Items from a data source

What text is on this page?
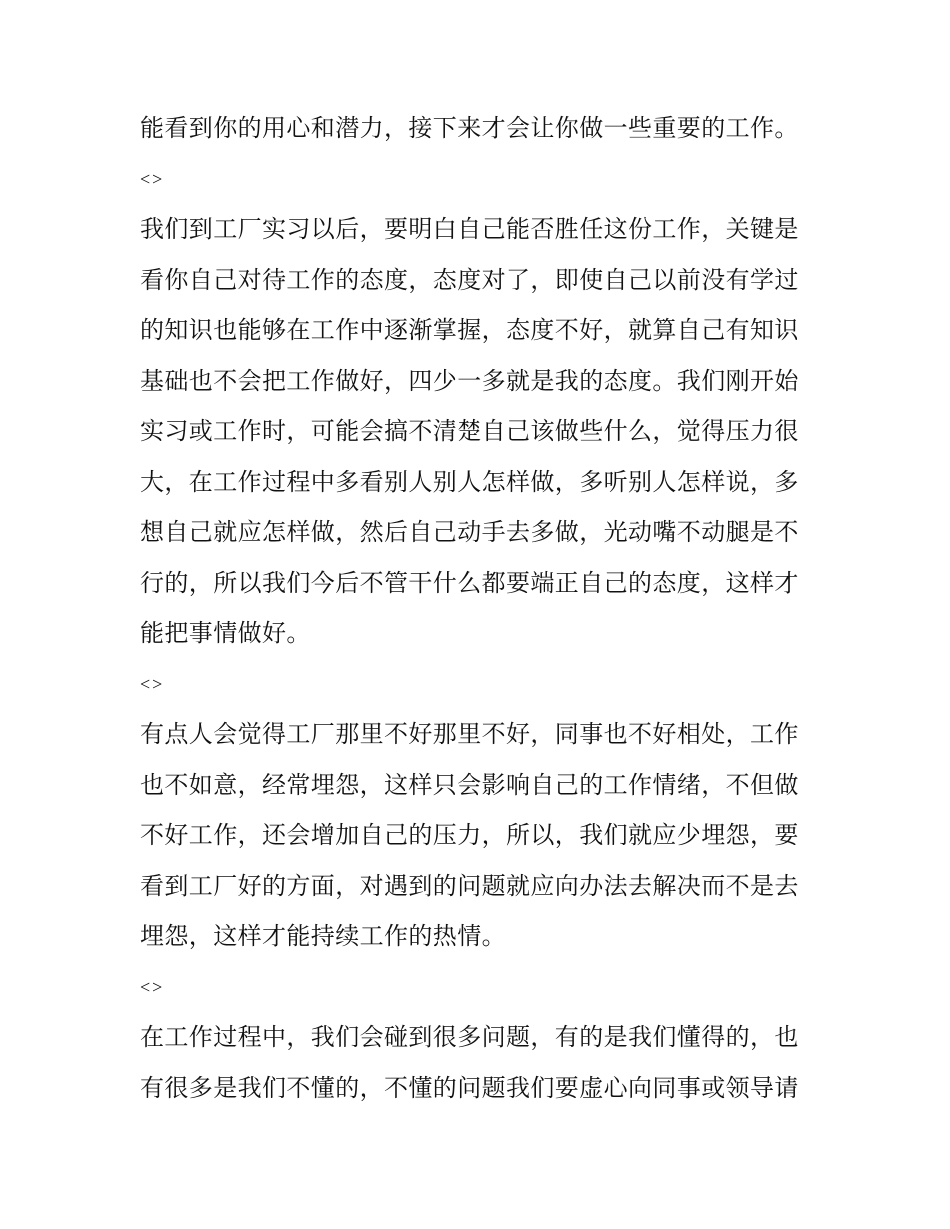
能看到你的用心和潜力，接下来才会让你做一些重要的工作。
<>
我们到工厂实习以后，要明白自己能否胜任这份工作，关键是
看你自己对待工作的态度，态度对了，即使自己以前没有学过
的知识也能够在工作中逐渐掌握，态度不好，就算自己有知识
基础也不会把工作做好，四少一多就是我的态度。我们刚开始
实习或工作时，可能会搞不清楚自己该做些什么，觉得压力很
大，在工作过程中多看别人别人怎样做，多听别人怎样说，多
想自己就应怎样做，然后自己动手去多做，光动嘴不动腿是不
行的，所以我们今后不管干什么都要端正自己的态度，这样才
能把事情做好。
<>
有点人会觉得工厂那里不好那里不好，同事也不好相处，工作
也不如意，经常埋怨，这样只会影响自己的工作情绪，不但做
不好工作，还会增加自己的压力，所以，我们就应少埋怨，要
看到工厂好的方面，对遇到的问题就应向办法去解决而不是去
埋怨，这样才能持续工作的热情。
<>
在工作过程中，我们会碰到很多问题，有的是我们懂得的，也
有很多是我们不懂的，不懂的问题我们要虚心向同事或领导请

- WRITTEN INSTRUCTION:
Write the full listing out again with every line unchanged, but include no pictures.

- COMPLETE ANSWER:
What text is on this page?
能看到你的用心和潜力，接下来才会让你做一些重要的工作。
<>
我们到工厂实习以后，要明白自己能否胜任这份工作，关键是
看你自己对待工作的态度，态度对了，即使自己以前没有学过
的知识也能够在工作中逐渐掌握，态度不好，就算自己有知识
基础也不会把工作做好，四少一多就是我的态度。我们刚开始
实习或工作时，可能会搞不清楚自己该做些什么，觉得压力很
大，在工作过程中多看别人别人怎样做，多听别人怎样说，多
想自己就应怎样做，然后自己动手去多做，光动嘴不动腿是不
行的，所以我们今后不管干什么都要端正自己的态度，这样才
能把事情做好。
<>
有点人会觉得工厂那里不好那里不好，同事也不好相处，工作
也不如意，经常埋怨，这样只会影响自己的工作情绪，不但做
不好工作，还会增加自己的压力，所以，我们就应少埋怨，要
看到工厂好的方面，对遇到的问题就应向办法去解决而不是去
埋怨，这样才能持续工作的热情。
<>
在工作过程中，我们会碰到很多问题，有的是我们懂得的，也
有很多是我们不懂的，不懂的问题我们要虚心向同事或领导请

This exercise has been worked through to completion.